Problem requirements -> Pull out each line of the records below that contains the string "username".
## start Data to use
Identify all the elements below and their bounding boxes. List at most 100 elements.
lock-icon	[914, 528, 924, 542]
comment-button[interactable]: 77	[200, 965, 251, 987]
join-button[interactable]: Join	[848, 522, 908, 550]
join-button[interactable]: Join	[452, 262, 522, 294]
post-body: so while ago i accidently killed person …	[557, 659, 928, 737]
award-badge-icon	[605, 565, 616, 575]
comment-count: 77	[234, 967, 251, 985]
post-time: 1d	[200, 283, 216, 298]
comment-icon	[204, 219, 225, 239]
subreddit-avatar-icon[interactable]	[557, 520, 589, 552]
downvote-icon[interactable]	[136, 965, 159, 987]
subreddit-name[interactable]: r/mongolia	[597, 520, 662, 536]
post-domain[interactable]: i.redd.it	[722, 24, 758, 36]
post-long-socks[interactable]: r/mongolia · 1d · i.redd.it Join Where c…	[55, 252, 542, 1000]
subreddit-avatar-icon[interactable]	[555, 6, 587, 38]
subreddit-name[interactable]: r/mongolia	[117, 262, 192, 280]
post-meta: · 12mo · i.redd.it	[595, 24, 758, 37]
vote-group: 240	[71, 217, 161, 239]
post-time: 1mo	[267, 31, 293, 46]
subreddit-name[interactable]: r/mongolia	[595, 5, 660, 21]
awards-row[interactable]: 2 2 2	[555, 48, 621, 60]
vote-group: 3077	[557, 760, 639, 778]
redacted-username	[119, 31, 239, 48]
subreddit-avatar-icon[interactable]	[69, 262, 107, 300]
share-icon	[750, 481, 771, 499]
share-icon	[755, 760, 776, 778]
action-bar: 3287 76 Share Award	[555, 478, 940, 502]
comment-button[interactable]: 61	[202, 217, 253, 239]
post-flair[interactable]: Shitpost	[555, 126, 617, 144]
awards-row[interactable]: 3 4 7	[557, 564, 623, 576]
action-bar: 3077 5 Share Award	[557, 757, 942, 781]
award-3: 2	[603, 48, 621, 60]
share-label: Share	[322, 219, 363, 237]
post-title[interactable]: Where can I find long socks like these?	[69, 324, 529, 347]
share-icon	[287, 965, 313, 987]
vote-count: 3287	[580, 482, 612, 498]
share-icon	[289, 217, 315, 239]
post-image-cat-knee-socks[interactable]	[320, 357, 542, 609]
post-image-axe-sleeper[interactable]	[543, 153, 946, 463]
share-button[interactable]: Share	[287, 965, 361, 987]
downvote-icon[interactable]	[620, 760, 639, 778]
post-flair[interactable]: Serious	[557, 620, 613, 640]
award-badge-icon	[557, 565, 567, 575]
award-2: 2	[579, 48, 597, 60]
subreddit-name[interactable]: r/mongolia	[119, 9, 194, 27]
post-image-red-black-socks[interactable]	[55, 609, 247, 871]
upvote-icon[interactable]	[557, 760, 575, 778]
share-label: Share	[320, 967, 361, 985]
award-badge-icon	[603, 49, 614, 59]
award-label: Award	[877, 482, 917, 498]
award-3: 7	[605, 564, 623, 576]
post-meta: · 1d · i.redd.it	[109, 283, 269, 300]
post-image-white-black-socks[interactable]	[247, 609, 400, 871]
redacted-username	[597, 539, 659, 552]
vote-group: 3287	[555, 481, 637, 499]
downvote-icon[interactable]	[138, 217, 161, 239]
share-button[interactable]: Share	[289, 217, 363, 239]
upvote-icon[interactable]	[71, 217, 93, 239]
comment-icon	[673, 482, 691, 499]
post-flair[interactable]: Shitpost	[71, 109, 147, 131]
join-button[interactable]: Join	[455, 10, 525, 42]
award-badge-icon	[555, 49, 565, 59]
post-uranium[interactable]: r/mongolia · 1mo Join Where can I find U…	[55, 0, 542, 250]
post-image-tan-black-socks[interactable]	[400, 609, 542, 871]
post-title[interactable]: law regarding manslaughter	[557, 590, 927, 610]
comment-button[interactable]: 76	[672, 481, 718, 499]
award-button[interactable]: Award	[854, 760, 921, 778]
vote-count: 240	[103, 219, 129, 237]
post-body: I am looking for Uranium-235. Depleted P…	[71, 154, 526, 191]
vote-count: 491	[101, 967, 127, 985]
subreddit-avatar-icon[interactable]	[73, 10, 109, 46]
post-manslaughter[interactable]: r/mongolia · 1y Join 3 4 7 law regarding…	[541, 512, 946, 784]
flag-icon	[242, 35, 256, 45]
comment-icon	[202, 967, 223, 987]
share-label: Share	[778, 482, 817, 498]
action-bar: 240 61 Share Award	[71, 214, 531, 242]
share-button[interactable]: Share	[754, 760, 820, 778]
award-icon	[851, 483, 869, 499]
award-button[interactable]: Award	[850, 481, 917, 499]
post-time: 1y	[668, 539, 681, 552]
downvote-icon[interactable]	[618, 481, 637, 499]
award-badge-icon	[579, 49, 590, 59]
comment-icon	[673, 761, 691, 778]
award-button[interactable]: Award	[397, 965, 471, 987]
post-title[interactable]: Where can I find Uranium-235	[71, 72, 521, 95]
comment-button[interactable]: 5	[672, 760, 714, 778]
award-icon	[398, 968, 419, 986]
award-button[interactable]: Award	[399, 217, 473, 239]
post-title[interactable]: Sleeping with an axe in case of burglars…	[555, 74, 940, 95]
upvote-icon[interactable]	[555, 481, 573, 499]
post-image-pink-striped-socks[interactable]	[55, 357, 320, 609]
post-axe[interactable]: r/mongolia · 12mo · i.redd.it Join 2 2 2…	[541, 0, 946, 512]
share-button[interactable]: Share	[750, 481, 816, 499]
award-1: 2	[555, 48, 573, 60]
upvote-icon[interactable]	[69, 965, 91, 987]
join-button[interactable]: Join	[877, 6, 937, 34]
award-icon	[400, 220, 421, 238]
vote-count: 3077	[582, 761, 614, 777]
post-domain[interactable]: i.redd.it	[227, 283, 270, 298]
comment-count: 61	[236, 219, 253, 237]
## end Data to use
Exercise result ->
redacted-username	[119, 31, 239, 48]
redacted-username	[597, 539, 659, 552]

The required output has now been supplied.